# Stated problem
Find each line with the word "INSTALACIONES" in it, then give the total alone.
---------------
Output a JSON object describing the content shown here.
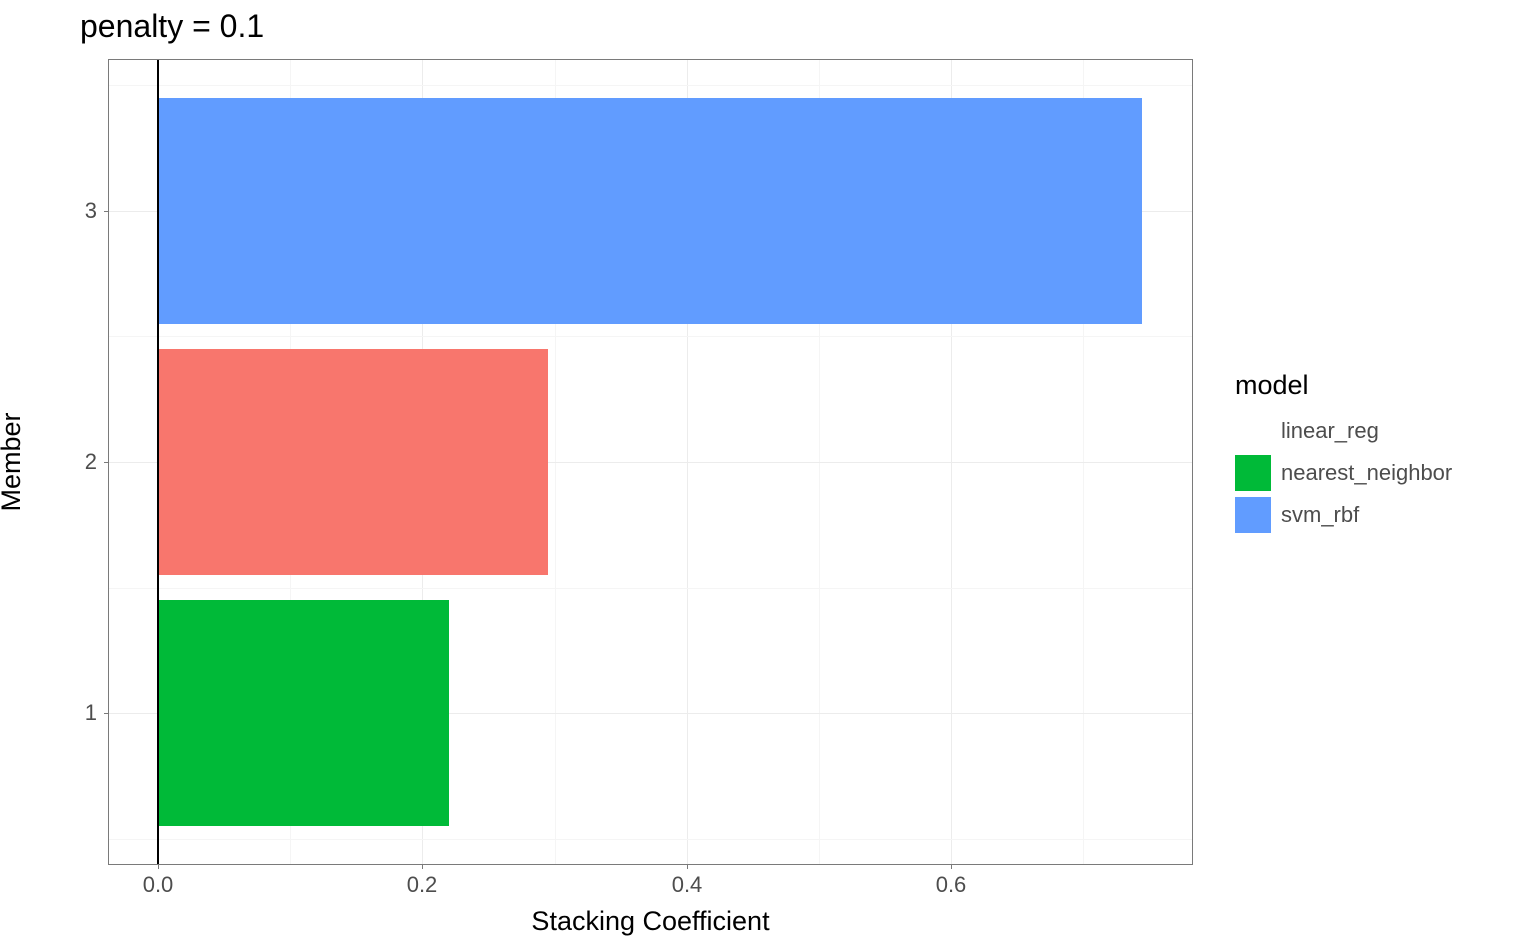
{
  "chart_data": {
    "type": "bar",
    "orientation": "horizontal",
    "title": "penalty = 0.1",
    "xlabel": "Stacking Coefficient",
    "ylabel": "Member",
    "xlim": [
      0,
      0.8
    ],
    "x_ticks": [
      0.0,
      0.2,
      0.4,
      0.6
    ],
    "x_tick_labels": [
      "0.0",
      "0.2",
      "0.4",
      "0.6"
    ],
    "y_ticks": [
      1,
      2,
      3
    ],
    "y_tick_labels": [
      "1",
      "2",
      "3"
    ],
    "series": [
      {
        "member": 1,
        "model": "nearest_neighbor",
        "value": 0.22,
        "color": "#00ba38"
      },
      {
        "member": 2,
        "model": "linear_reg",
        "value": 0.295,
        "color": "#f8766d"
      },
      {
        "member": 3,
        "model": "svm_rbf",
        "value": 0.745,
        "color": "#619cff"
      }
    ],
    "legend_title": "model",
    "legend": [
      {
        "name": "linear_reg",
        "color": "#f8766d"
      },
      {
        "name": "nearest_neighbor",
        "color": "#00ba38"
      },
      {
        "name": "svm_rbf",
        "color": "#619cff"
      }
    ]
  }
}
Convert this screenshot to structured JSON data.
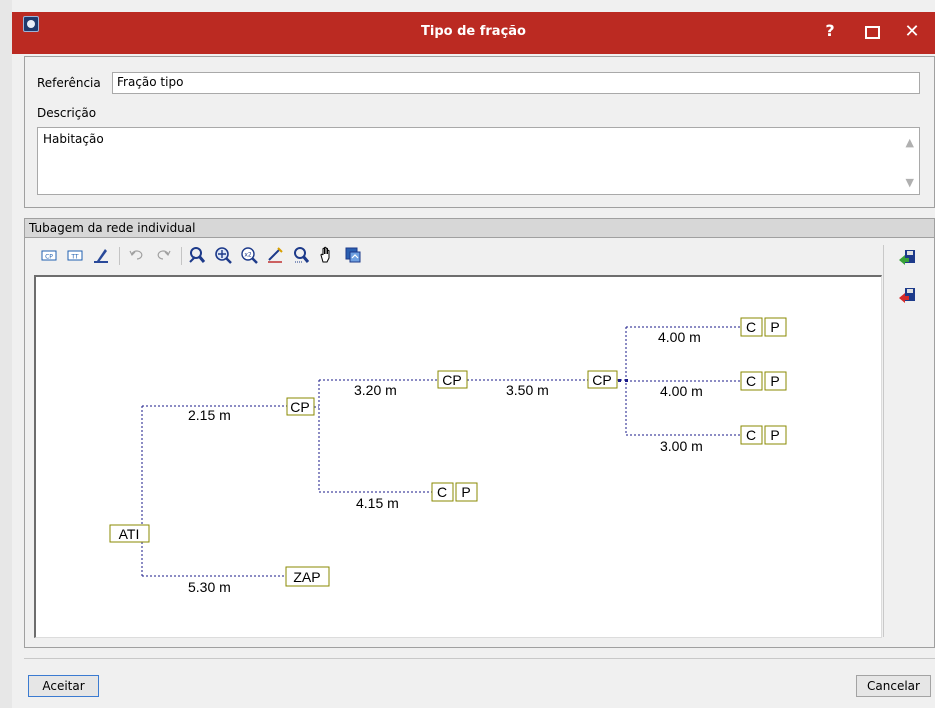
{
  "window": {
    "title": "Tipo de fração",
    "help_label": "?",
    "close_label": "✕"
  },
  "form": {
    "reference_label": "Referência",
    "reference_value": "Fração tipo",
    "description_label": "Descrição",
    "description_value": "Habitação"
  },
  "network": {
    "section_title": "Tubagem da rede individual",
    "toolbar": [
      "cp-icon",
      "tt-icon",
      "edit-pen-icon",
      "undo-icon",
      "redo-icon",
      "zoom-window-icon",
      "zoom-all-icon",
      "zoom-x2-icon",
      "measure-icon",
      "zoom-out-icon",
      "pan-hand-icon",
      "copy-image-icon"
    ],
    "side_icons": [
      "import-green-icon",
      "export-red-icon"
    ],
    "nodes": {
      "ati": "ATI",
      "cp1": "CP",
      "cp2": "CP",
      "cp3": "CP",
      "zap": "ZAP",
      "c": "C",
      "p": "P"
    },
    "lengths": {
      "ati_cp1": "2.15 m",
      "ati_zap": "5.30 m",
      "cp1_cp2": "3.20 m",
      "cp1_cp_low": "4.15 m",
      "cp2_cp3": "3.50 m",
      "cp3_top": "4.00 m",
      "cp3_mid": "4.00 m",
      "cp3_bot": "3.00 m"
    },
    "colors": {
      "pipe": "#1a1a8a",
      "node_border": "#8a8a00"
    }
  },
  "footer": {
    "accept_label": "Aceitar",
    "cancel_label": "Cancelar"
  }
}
---------------
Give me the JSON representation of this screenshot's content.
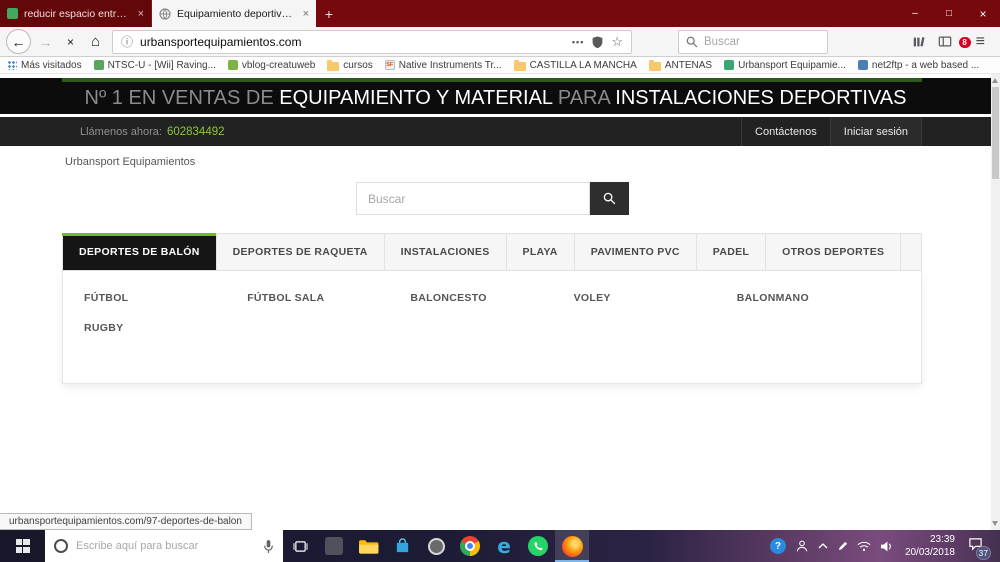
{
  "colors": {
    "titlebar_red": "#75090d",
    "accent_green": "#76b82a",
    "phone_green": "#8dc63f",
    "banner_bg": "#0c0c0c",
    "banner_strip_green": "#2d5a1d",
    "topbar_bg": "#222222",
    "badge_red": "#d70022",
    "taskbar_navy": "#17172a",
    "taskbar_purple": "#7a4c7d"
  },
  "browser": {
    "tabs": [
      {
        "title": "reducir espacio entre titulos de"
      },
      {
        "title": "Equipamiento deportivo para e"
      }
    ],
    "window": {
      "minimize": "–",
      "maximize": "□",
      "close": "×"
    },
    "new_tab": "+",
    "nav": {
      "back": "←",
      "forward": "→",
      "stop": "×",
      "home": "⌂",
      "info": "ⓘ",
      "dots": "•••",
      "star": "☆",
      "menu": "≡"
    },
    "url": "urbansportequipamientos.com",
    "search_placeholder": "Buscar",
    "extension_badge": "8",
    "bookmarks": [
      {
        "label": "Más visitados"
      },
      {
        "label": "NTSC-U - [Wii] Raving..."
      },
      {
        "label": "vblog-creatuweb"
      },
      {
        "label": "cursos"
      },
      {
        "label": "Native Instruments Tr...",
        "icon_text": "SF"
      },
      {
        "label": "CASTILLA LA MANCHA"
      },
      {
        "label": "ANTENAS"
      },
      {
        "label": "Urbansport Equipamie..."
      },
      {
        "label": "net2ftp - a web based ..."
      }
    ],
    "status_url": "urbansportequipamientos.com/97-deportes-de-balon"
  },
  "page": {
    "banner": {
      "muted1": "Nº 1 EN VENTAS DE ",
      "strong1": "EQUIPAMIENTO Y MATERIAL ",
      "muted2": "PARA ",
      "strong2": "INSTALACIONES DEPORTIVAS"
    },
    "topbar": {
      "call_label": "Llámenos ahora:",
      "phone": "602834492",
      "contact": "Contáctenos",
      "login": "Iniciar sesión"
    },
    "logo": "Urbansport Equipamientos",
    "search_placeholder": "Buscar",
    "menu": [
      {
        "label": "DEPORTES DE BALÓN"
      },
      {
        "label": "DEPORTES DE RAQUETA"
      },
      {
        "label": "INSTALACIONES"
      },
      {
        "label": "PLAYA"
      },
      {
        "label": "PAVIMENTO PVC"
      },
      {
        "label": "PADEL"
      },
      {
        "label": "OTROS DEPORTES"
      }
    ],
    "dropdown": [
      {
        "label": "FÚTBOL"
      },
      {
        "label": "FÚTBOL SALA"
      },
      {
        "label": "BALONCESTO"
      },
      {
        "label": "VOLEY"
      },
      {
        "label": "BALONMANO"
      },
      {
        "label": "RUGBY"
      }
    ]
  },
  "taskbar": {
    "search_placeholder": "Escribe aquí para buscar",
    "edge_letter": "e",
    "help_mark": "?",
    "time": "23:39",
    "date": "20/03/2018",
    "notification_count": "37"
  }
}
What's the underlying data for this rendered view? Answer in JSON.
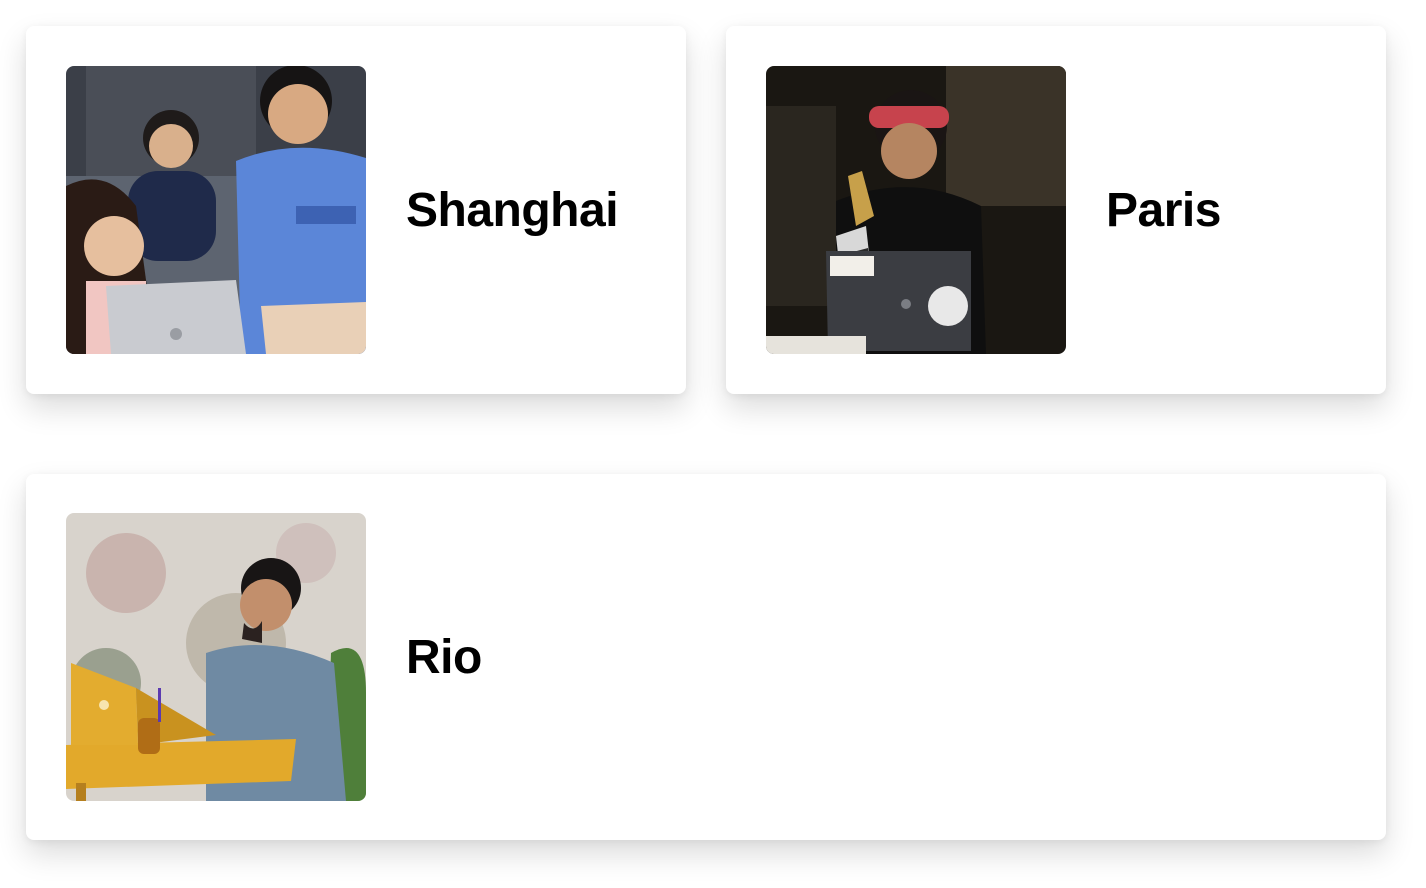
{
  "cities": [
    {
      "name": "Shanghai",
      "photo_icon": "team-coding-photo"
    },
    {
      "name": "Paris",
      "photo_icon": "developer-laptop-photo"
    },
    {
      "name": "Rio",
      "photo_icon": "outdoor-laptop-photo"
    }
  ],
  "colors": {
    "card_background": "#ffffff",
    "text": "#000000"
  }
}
---------------
# Final result
2